Extracted records:
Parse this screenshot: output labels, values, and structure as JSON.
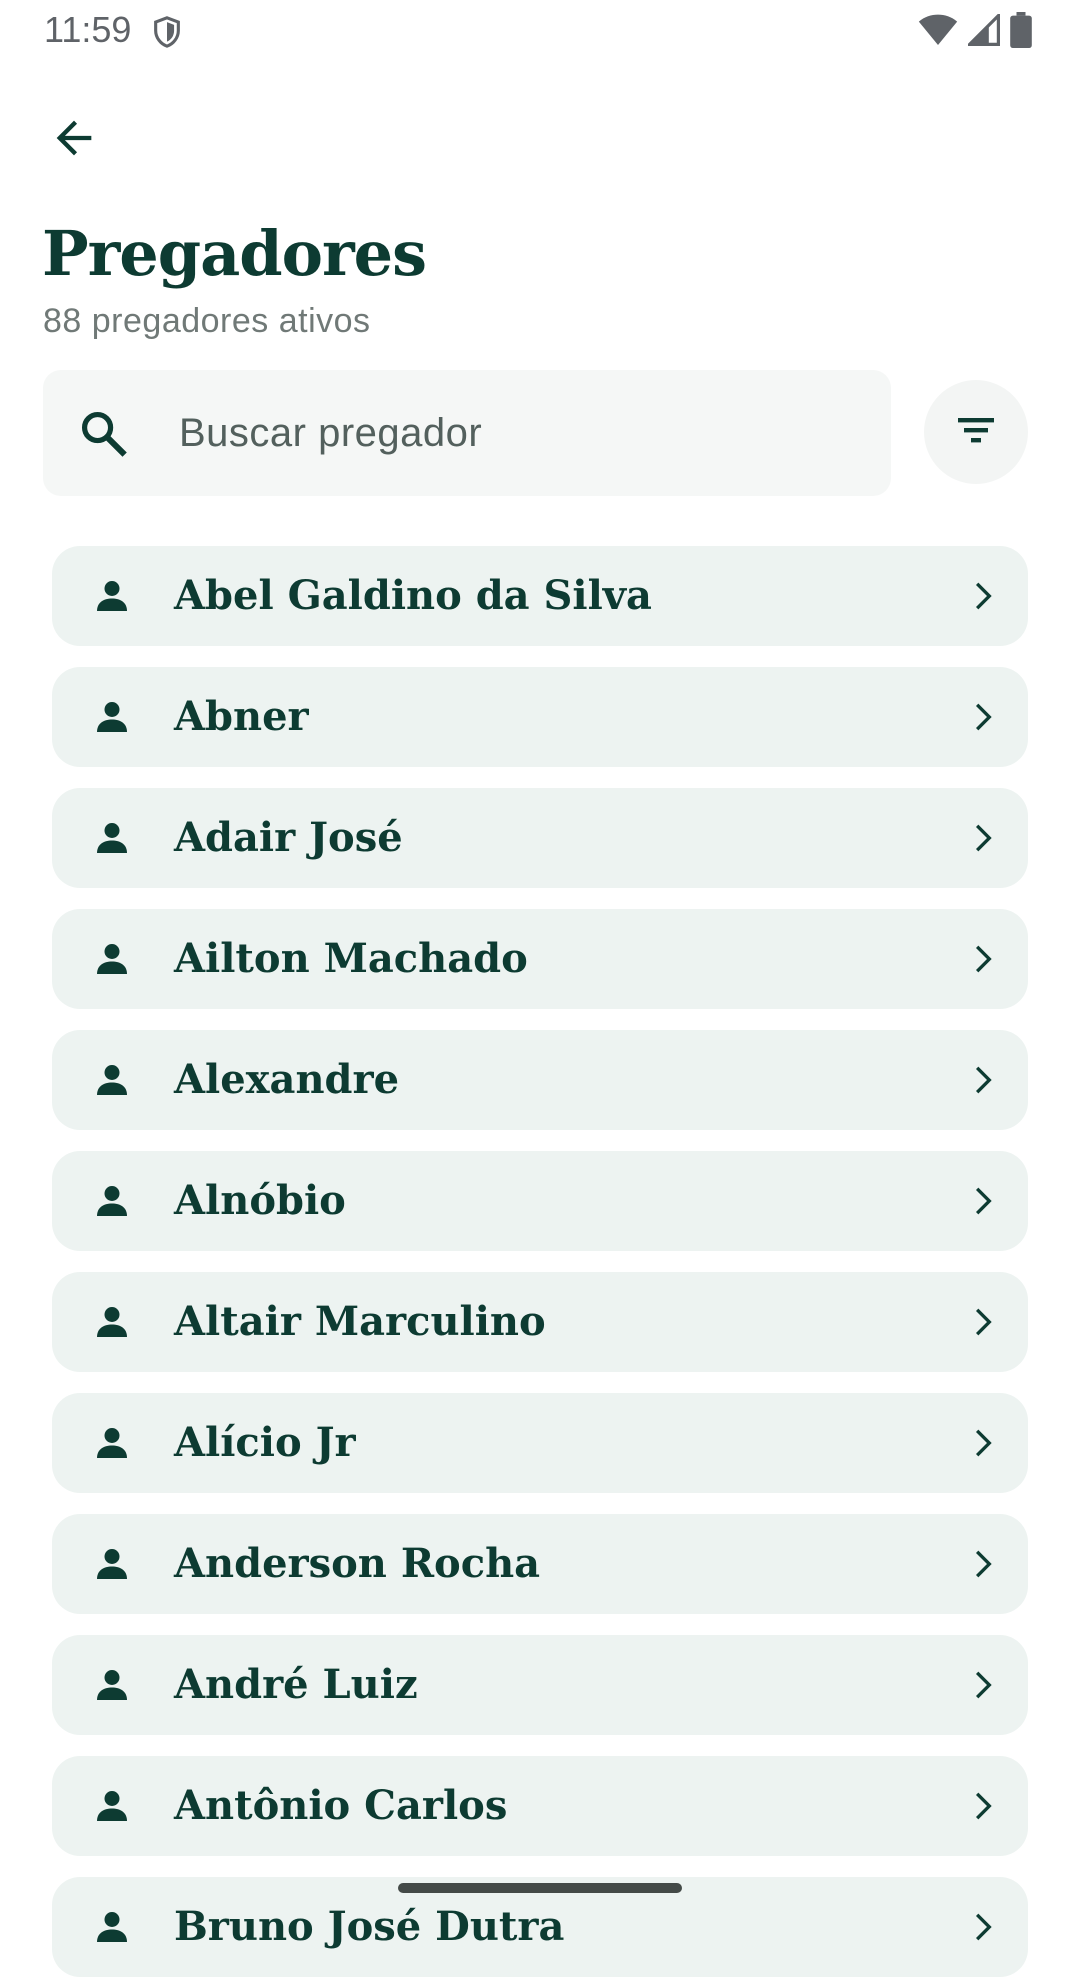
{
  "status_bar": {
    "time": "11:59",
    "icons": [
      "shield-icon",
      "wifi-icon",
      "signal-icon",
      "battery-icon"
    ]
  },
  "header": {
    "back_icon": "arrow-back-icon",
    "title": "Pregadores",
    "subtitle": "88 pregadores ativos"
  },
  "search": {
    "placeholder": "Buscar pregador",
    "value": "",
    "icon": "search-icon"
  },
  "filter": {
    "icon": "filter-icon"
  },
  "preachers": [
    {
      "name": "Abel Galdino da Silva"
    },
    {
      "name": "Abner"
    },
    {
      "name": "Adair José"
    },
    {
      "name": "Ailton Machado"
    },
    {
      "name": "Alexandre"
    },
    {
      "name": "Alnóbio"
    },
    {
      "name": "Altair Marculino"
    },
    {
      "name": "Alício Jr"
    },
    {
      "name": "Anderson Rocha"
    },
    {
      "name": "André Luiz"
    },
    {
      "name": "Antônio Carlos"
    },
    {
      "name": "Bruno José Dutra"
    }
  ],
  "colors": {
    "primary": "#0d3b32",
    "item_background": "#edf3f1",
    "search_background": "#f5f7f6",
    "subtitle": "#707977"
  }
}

[THE PROBLEM]: Each line in the entries above that includes the string "José" should be extracted.

[SOLUTION FOR THIS PROBLEM]:
      "name": "Adair José"
      "name": "Bruno José Dutra"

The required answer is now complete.